Excerpted passage —
August 2021 Newsletter: Shifting How we Manage Challenging Behaviors: Try Taking a Proactive Approach

Shifting How we Manage Challenging Behaviors: Try Taking a Proactive Approach

Being proactive is an excellent way to decrease behaviors in the learning environment. Using a proactive approach means that you are essentially preventing behaviors from occurring by eliminating the triggers of those behaviors.  Of course, you will not be able to proactively prevent all behaviors, but every little bit helps, right?

Begin by considering the physical environment.

  • Are there spaces or learning centers that become overcrowded? If so, enlarge the space by adjusting the shelves.
  • Are there popular materials that draw children’s interest? If so, make sure you have enough of those materials to go around.
  • Are materials that children need to access easy to get to? If not, rearrange some of the furniture to make the space more accessible.

Next, think about the daily routine.

  • Are there times of day when you have noticed an uptick in challenging behaviors? If so, attempt to determine whether the children would benefit from an adjustment to the daily schedule; perhaps they need more time to eat their snack or get their coats on for outdoor play.

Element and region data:
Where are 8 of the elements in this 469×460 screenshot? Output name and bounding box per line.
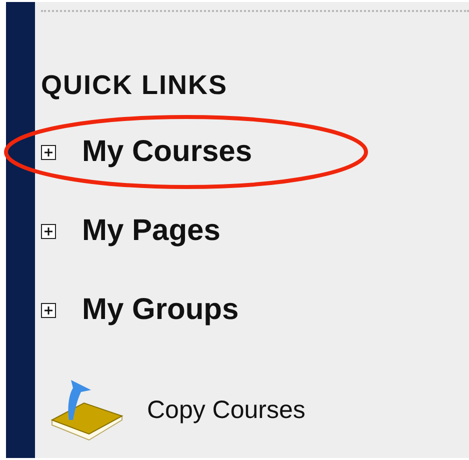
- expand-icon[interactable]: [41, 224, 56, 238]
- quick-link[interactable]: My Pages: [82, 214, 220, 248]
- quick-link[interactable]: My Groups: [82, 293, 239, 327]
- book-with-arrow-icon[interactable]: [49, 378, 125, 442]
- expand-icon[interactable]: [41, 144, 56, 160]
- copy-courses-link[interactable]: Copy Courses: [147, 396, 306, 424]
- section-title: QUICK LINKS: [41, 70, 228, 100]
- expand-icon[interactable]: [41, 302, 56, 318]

Problem description — Translate this sentence from the newsletter article on challenging behaviors into Spanish: "Being proactive is an excellent way to decrease behaviors in the learning environment."

Expected answer — Ser proactivo es una excelente manera de disminuir las conductas en el entorno de aprendizaje.